Data entries:

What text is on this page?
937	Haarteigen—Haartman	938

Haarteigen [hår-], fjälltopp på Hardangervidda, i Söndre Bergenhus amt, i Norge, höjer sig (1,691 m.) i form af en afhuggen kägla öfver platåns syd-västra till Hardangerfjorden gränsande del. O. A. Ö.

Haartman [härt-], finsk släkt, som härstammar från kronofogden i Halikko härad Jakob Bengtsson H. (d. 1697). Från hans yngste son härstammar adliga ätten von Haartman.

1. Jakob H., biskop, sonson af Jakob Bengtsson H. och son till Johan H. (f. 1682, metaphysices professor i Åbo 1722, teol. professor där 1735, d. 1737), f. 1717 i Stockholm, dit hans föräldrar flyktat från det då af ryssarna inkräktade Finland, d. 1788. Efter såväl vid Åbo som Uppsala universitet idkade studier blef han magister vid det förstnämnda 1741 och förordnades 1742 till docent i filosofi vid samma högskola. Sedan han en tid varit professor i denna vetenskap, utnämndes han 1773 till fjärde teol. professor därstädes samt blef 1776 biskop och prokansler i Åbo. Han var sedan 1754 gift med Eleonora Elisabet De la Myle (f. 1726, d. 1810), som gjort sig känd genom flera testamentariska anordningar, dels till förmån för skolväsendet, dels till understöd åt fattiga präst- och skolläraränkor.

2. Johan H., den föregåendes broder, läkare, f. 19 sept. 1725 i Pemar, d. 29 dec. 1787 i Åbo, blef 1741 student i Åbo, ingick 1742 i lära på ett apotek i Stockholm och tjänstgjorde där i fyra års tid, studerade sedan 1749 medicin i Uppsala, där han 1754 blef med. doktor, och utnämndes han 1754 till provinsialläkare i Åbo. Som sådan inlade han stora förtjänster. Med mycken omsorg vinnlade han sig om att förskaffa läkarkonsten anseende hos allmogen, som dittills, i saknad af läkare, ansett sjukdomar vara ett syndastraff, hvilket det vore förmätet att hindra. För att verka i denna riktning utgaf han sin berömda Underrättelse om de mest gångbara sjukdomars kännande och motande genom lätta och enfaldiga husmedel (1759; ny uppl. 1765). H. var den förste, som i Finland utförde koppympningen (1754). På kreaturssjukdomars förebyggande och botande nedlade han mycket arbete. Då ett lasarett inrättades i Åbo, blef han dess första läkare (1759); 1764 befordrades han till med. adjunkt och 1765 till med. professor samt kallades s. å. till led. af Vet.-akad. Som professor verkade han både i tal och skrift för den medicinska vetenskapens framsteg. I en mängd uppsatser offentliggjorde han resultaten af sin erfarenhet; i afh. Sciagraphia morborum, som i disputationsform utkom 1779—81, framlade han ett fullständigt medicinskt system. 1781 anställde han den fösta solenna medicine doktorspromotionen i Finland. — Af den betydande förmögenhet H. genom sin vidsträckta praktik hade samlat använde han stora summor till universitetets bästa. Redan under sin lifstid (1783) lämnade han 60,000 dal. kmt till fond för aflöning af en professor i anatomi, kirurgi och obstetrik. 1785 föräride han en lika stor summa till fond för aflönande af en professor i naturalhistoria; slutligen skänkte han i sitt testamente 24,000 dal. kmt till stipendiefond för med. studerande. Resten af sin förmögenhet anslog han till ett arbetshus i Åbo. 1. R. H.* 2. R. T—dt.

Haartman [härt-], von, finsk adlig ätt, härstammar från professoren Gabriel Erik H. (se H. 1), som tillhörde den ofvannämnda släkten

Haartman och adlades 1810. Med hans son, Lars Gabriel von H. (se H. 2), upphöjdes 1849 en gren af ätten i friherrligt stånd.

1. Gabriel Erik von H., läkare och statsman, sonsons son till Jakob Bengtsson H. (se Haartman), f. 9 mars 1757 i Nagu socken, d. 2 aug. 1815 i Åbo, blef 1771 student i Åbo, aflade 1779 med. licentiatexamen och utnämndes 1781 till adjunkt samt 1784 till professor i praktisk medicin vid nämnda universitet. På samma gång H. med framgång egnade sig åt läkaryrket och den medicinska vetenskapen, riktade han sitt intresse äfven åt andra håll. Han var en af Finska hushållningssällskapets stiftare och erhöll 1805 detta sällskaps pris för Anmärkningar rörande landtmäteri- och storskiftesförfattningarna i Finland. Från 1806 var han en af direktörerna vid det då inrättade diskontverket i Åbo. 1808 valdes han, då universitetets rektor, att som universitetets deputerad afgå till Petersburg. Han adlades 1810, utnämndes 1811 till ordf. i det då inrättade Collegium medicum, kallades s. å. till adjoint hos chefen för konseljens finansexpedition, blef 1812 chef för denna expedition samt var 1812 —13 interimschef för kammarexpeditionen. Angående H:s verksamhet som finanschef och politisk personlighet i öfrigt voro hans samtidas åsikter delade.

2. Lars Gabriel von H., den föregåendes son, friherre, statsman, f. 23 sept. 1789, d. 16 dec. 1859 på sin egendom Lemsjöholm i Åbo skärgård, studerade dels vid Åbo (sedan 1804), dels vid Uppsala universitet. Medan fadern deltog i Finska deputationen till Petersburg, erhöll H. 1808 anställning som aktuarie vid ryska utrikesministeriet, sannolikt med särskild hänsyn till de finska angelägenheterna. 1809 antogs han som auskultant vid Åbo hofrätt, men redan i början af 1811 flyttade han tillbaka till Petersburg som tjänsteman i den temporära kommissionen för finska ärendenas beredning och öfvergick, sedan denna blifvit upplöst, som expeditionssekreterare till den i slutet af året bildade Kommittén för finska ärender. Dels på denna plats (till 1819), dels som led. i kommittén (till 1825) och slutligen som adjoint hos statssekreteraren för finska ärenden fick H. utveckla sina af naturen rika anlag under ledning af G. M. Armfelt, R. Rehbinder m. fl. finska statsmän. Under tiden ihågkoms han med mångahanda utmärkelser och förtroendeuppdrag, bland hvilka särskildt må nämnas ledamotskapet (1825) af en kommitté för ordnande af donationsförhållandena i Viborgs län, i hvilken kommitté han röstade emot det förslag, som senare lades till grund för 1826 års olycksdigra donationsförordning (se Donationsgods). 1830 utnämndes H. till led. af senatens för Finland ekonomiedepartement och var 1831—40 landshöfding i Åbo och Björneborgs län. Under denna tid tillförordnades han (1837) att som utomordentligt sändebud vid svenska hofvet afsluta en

→ **ACTIVITY**
All the entries should be written out again precisely.

→ **ANSWER BOX**
What text is on this page?
937	Haarteigen—Haartman	938

Haarteigen [hår-], fjälltopp på Hardangervidda, i Söndre Bergenhus amt, i Norge, höjer sig (1,691 m.) i form af en afhuggen kägla öfver platåns syd-västra till Hardangerfjorden gränsande del. O. A. Ö.

Haartman [härt-], finsk släkt, som härstammar från kronofogden i Halikko härad Jakob Bengtsson H. (d. 1697). Från hans yngste son härstammar adliga ätten von Haartman.

1. Jakob H., biskop, sonson af Jakob Bengtsson H. och son till Johan H. (f. 1682, metaphysices professor i Åbo 1722, teol. professor där 1735, d. 1737), f. 1717 i Stockholm, dit hans föräldrar flyktat från det då af ryssarna inkräktade Finland, d. 1788. Efter såväl vid Åbo som Uppsala universitet idkade studier blef han magister vid det förstnämnda 1741 och förordnades 1742 till docent i filosofi vid samma högskola. Sedan han en tid varit professor i denna vetenskap, utnämndes han 1773 till fjärde teol. professor därstädes samt blef 1776 biskop och prokansler i Åbo. Han var sedan 1754 gift med Eleonora Elisabet De la Myle (f. 1726, d. 1810), som gjort sig känd genom flera testamentariska anordningar, dels till förmån för skolväsendet, dels till understöd åt fattiga präst- och skolläraränkor.

2. Johan H., den föregåendes broder, läkare, f. 19 sept. 1725 i Pemar, d. 29 dec. 1787 i Åbo, blef 1741 student i Åbo, ingick 1742 i lära på ett apotek i Stockholm och tjänstgjorde där i fyra års tid, studerade sedan 1749 medicin i Uppsala, där han 1754 blef med. doktor, och utnämndes han 1754 till provinsialläkare i Åbo. Som sådan inlade han stora förtjänster. Med mycken omsorg vinnlade han sig om att förskaffa läkarkonsten anseende hos allmogen, som dittills, i saknad af läkare, ansett sjukdomar vara ett syndastraff, hvilket det vore förmätet att hindra. För att verka i denna riktning utgaf han sin berömda Underrättelse om de mest gångbara sjukdomars kännande och motande genom lätta och enfaldiga husmedel (1759; ny uppl. 1765). H. var den förste, som i Finland utförde koppympningen (1754). På kreaturssjukdomars förebyggande och botande nedlade han mycket arbete. Då ett lasarett inrättades i Åbo, blef han dess första läkare (1759); 1764 befordrades han till med. adjunkt och 1765 till med. professor samt kallades s. å. till led. af Vet.-akad. Som professor verkade han både i tal och skrift för den medicinska vetenskapens framsteg. I en mängd uppsatser offentliggjorde han resultaten af sin erfarenhet; i afh. Sciagraphia morborum, som i disputationsform utkom 1779—81, framlade han ett fullständigt medicinskt system. 1781 anställde han den fösta solenna medicine doktorspromotionen i Finland. — Af den betydande förmögenhet H. genom sin vidsträckta praktik hade samlat använde han stora summor till universitetets bästa. Redan under sin lifstid (1783) lämnade han 60,000 dal. kmt till fond för aflöning af en professor i anatomi, kirurgi och obstetrik. 1785 föräride han en lika stor summa till fond för aflönande af en professor i naturalhistoria; slutligen skänkte han i sitt testamente 24,000 dal. kmt till stipendiefond för med. studerande. Resten af sin förmögenhet anslog han till ett arbetshus i Åbo. 1. R. H.* 2. R. T—dt.

Haartman [härt-], von, finsk adlig ätt, härstammar från professoren Gabriel Erik H. (se H. 1), som tillhörde den ofvannämnda släkten

Haartman och adlades 1810. Med hans son, Lars Gabriel von H. (se H. 2), upphöjdes 1849 en gren af ätten i friherrligt stånd.

1. Gabriel Erik von H., läkare och statsman, sonsons son till Jakob Bengtsson H. (se Haartman), f. 9 mars 1757 i Nagu socken, d. 2 aug. 1815 i Åbo, blef 1771 student i Åbo, aflade 1779 med. licentiatexamen och utnämndes 1781 till adjunkt samt 1784 till professor i praktisk medicin vid nämnda universitet. På samma gång H. med framgång egnade sig åt läkaryrket och den medicinska vetenskapen, riktade han sitt intresse äfven åt andra håll. Han var en af Finska hushållningssällskapets stiftare och erhöll 1805 detta sällskaps pris för Anmärkningar rörande landtmäteri- och storskiftesförfattningarna i Finland. Från 1806 var han en af direktörerna vid det då inrättade diskontverket i Åbo. 1808 valdes han, då universitetets rektor, att som universitetets deputerad afgå till Petersburg. Han adlades 1810, utnämndes 1811 till ordf. i det då inrättade Collegium medicum, kallades s. å. till adjoint hos chefen för konseljens finansexpedition, blef 1812 chef för denna expedition samt var 1812 —13 interimschef för kammarexpeditionen. Angående H:s verksamhet som finanschef och politisk personlighet i öfrigt voro hans samtidas åsikter delade.

2. Lars Gabriel von H., den föregåendes son, friherre, statsman, f. 23 sept. 1789, d. 16 dec. 1859 på sin egendom Lemsjöholm i Åbo skärgård, studerade dels vid Åbo (sedan 1804), dels vid Uppsala universitet. Medan fadern deltog i Finska deputationen till Petersburg, erhöll H. 1808 anställning som aktuarie vid ryska utrikesministeriet, sannolikt med särskild hänsyn till de finska angelägenheterna. 1809 antogs han som auskultant vid Åbo hofrätt, men redan i början af 1811 flyttade han tillbaka till Petersburg som tjänsteman i den temporära kommissionen för finska ärendenas beredning och öfvergick, sedan denna blifvit upplöst, som expeditionssekreterare till den i slutet af året bildade Kommittén för finska ärender. Dels på denna plats (till 1819), dels som led. i kommittén (till 1825) och slutligen som adjoint hos statssekreteraren för finska ärenden fick H. utveckla sina af naturen rika anlag under ledning af G. M. Armfelt, R. Rehbinder m. fl. finska statsmän. Under tiden ihågkoms han med mångahanda utmärkelser och förtroendeuppdrag, bland hvilka särskildt må nämnas ledamotskapet (1825) af en kommitté för ordnande af donationsförhållandena i Viborgs län, i hvilken kommitté han röstade emot det förslag, som senare lades till grund för 1826 års olycksdigra donationsförordning (se Donationsgods). 1830 utnämndes H. till led. af senatens för Finland ekonomiedepartement och var 1831—40 landshöfding i Åbo och Björneborgs län. Under denna tid tillförordnades han (1837) att som utomordentligt sändebud vid svenska hofvet afsluta en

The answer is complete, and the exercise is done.